### Problem to solve
List each line holding the string "structured".

### Raw records
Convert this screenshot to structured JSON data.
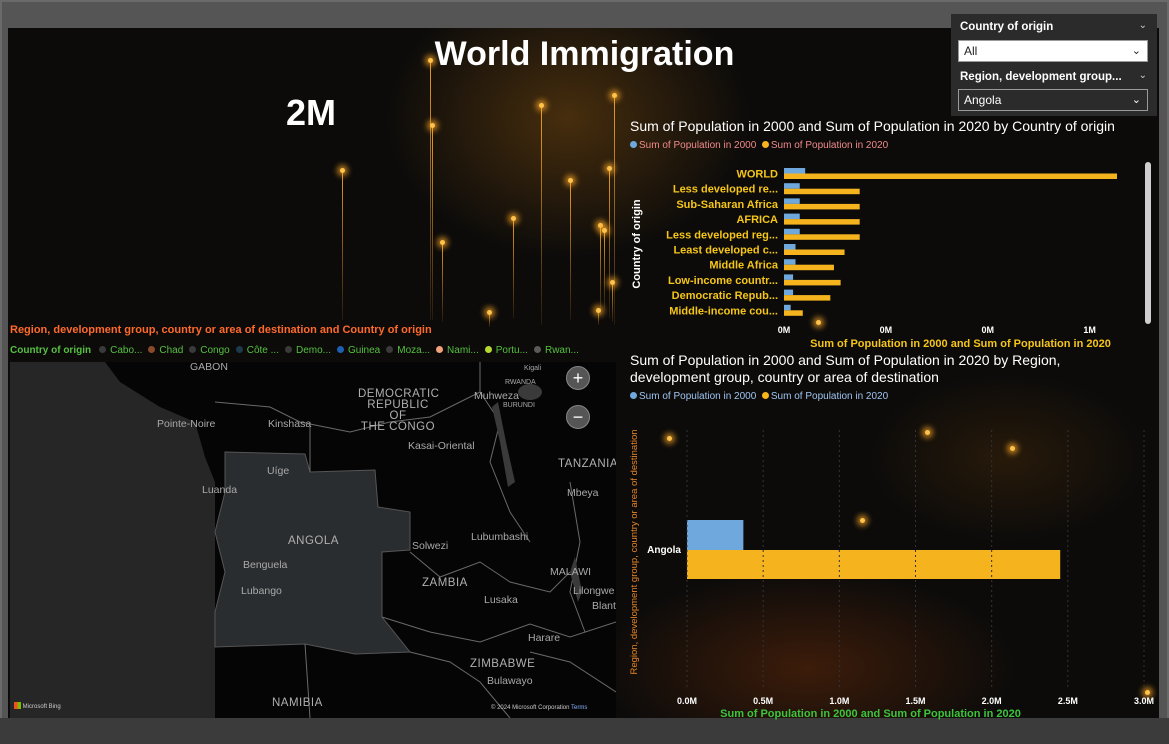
{
  "title": "World Immigration",
  "kpi": {
    "value": "2M"
  },
  "slicers": {
    "country_of_origin": {
      "title": "Country of origin",
      "value": "All"
    },
    "region": {
      "title": "Region, development group...",
      "value": "Angola"
    }
  },
  "chart_data": [
    {
      "type": "bar",
      "orientation": "horizontal",
      "title": "Sum of Population in 2000 and Sum of Population in 2020 by Country of origin",
      "xlabel": "Sum of Population in 2000 and Sum of Population in 2020",
      "ylabel": "Country of origin",
      "legend": [
        "Sum of Population in 2000",
        "Sum of Population in 2020"
      ],
      "categories": [
        "WORLD",
        "Less developed re...",
        "Sub-Saharan Africa",
        "AFRICA",
        "Less developed reg...",
        "Least developed c...",
        "Middle Africa",
        "Low-income countr...",
        "Democratic Repub...",
        "Middle-income cou..."
      ],
      "series": [
        {
          "name": "Sum of Population in 2000",
          "values": [
            70000,
            52000,
            52000,
            52000,
            52000,
            38000,
            38000,
            30000,
            30000,
            22000
          ]
        },
        {
          "name": "Sum of Population in 2020",
          "values": [
            1100000,
            250000,
            250000,
            250000,
            250000,
            200000,
            165000,
            187000,
            153000,
            62000
          ]
        }
      ],
      "xticks": [
        "0M",
        "0M",
        "0M",
        "1M"
      ],
      "xlim": [
        0,
        1100000
      ],
      "colors": {
        "2000": "#6fa8dc",
        "2020": "#f5b41e"
      }
    },
    {
      "type": "bar",
      "orientation": "horizontal",
      "title": "Sum of Population in 2000 and Sum of Population in 2020 by Region, development group, country or area of destination",
      "xlabel": "Sum of Population in 2000 and Sum of Population in 2020",
      "ylabel": "Region, development group, country or area of destination",
      "legend": [
        "Sum of Population in 2000",
        "Sum of Population in 2020"
      ],
      "categories": [
        "Angola"
      ],
      "series": [
        {
          "name": "Sum of Population in 2000",
          "values": [
            370000
          ]
        },
        {
          "name": "Sum of Population in 2020",
          "values": [
            2450000
          ]
        }
      ],
      "xticks": [
        "0.0M",
        "0.5M",
        "1.0M",
        "1.5M",
        "2.0M",
        "2.5M",
        "3.0M"
      ],
      "xlim": [
        0,
        3000000
      ],
      "colors": {
        "2000": "#6fa8dc",
        "2020": "#f5b41e"
      }
    }
  ],
  "map": {
    "title": "Region, development group, country or area of destination and Country of origin",
    "legend_title": "Country of origin",
    "legend_items": [
      {
        "label": "Cabo...",
        "color": "#3a3a3a"
      },
      {
        "label": "Chad",
        "color": "#8b4a2b"
      },
      {
        "label": "Congo",
        "color": "#3a3a3a"
      },
      {
        "label": "Côte ...",
        "color": "#1e3a4a"
      },
      {
        "label": "Demo...",
        "color": "#3a3a3a"
      },
      {
        "label": "Guinea",
        "color": "#1d5fb0"
      },
      {
        "label": "Moza...",
        "color": "#3a3a3a"
      },
      {
        "label": "Nami...",
        "color": "#f2a27a"
      },
      {
        "label": "Portu...",
        "color": "#b5d930"
      },
      {
        "label": "Rwan...",
        "color": "#5a5a5a"
      }
    ],
    "labels": {
      "gabon": "GABON",
      "drc": "DEMOCRATIC\nREPUBLIC OF\nTHE CONGO",
      "pointe_noire": "Pointe-Noire",
      "kinshasa": "Kinshasa",
      "kasai": "Kasai-Oriental",
      "tanzania": "TANZANIA",
      "uige": "Uíge",
      "luanda": "Luanda",
      "angola": "ANGOLA",
      "benguela": "Benguela",
      "lubango": "Lubango",
      "zambia": "ZAMBIA",
      "lubumbashi": "Lubumbashi",
      "solwezi": "Solwezi",
      "lusaka": "Lusaka",
      "harare": "Harare",
      "zimbabwe": "ZIMBABWE",
      "bulawayo": "Bulawayo",
      "namibia": "NAMIBIA",
      "malawi": "MALAWI",
      "lilongwe": "Lilongwe",
      "blantyre": "Blantyre",
      "mbeya": "Mbeya",
      "muhweza": "Muhweza",
      "rwanda": "RWANDA",
      "burundi": "BURUNDI",
      "kigali": "Kigali"
    },
    "attribution": "© 2024 Microsoft Corporation",
    "terms": "Terms",
    "bing": "Microsoft Bing"
  }
}
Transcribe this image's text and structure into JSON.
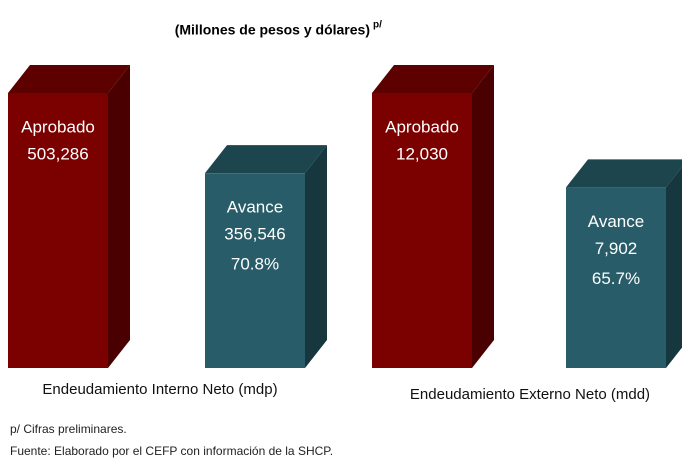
{
  "subtitle": "(Millones de pesos y dólares)",
  "subtitle_note": "p/",
  "notes": [
    "p/ Cifras preliminares.",
    "Fuente: Elaborado por el CEFP con información de la SHCP."
  ],
  "chart_data": [
    {
      "type": "bar",
      "label": "Endeudamiento Interno Neto (mdp)",
      "categories": [
        "Aprobado",
        "Avance"
      ],
      "colors": [
        "#7b0000",
        "#275c68"
      ],
      "values": [
        503286,
        356546
      ],
      "value_labels": [
        "503,286",
        "356,546"
      ],
      "share": {
        "value": 70.8,
        "label": "70.8%"
      }
    },
    {
      "type": "bar",
      "label": "Endeudamiento Externo Neto (mdd)",
      "categories": [
        "Aprobado",
        "Avance"
      ],
      "colors": [
        "#7b0000",
        "#275c68"
      ],
      "values": [
        12030,
        7902
      ],
      "value_labels": [
        "12,030",
        "7,902"
      ],
      "share": {
        "value": 65.7,
        "label": "65.7%"
      }
    }
  ]
}
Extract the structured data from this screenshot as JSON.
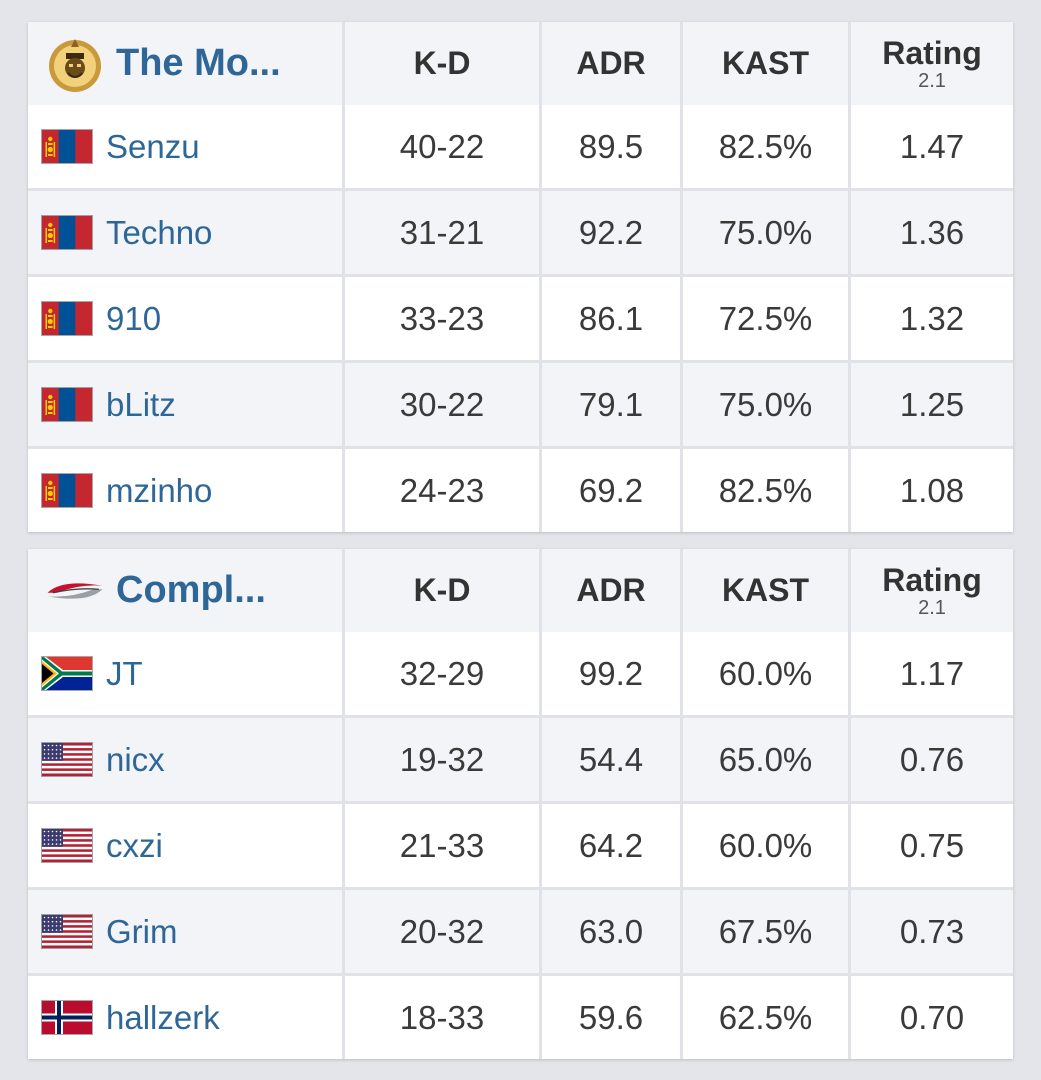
{
  "headers": {
    "kd": "K-D",
    "adr": "ADR",
    "kast": "KAST",
    "rating": "Rating",
    "rating_version": "2.1"
  },
  "teams": [
    {
      "name": "The Mo...",
      "logo_icon": "team-mongolz-logo-icon",
      "players": [
        {
          "name": "Senzu",
          "flag": "mongolia",
          "kd": "40-22",
          "adr": "89.5",
          "kast": "82.5%",
          "rating": "1.47"
        },
        {
          "name": "Techno",
          "flag": "mongolia",
          "kd": "31-21",
          "adr": "92.2",
          "kast": "75.0%",
          "rating": "1.36"
        },
        {
          "name": "910",
          "flag": "mongolia",
          "kd": "33-23",
          "adr": "86.1",
          "kast": "72.5%",
          "rating": "1.32"
        },
        {
          "name": "bLitz",
          "flag": "mongolia",
          "kd": "30-22",
          "adr": "79.1",
          "kast": "75.0%",
          "rating": "1.25"
        },
        {
          "name": "mzinho",
          "flag": "mongolia",
          "kd": "24-23",
          "adr": "69.2",
          "kast": "82.5%",
          "rating": "1.08"
        }
      ]
    },
    {
      "name": "Compl...",
      "logo_icon": "team-complexity-logo-icon",
      "players": [
        {
          "name": "JT",
          "flag": "south-africa",
          "kd": "32-29",
          "adr": "99.2",
          "kast": "60.0%",
          "rating": "1.17"
        },
        {
          "name": "nicx",
          "flag": "usa",
          "kd": "19-32",
          "adr": "54.4",
          "kast": "65.0%",
          "rating": "0.76"
        },
        {
          "name": "cxzi",
          "flag": "usa",
          "kd": "21-33",
          "adr": "64.2",
          "kast": "60.0%",
          "rating": "0.75"
        },
        {
          "name": "Grim",
          "flag": "usa",
          "kd": "20-32",
          "adr": "63.0",
          "kast": "67.5%",
          "rating": "0.73"
        },
        {
          "name": "hallzerk",
          "flag": "norway",
          "kd": "18-33",
          "adr": "59.6",
          "kast": "62.5%",
          "rating": "0.70"
        }
      ]
    }
  ],
  "colors": {
    "link": "#2e6797",
    "row_alt": "#f3f4f7",
    "border": "#e0e2e7",
    "page_bg": "#e3e5ea"
  }
}
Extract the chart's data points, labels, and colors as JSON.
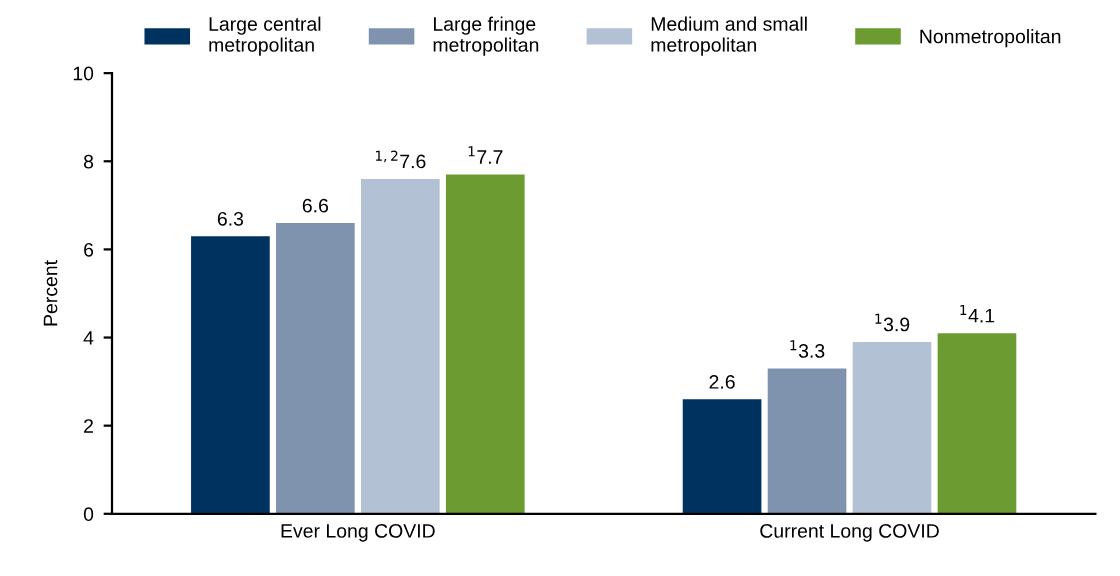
{
  "chart_data": {
    "type": "bar",
    "ylabel": "Percent",
    "categories": [
      "Ever Long COVID",
      "Current Long COVID"
    ],
    "series": [
      {
        "name": "Large central\nmetropolitan",
        "color": "#00325f",
        "values": [
          6.3,
          2.6
        ],
        "value_labels": [
          "6.3",
          "2.6"
        ]
      },
      {
        "name": "Large fringe\nmetropolitan",
        "color": "#7f93af",
        "values": [
          6.6,
          3.3
        ],
        "value_labels": [
          "6.6",
          "$^{1}$3.3"
        ]
      },
      {
        "name": "Medium and small\nmetropolitan",
        "color": "#b3c1d4",
        "values": [
          7.6,
          3.9
        ],
        "value_labels": [
          "$^{1,2}$7.6",
          "$^{1}$3.9"
        ]
      },
      {
        "name": "Nonmetropolitan",
        "color": "#6b9b31",
        "values": [
          7.7,
          4.1
        ],
        "value_labels": [
          "$^{1}$7.7",
          "$^{1}$4.1"
        ]
      }
    ],
    "ylim": [
      0,
      10
    ],
    "yticks": [
      0,
      2,
      4,
      6,
      8,
      10
    ],
    "grid": false,
    "legend": "top"
  }
}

### Result
Convert this screenshot to structured JSON data.
Extract the structured data from this screenshot as JSON.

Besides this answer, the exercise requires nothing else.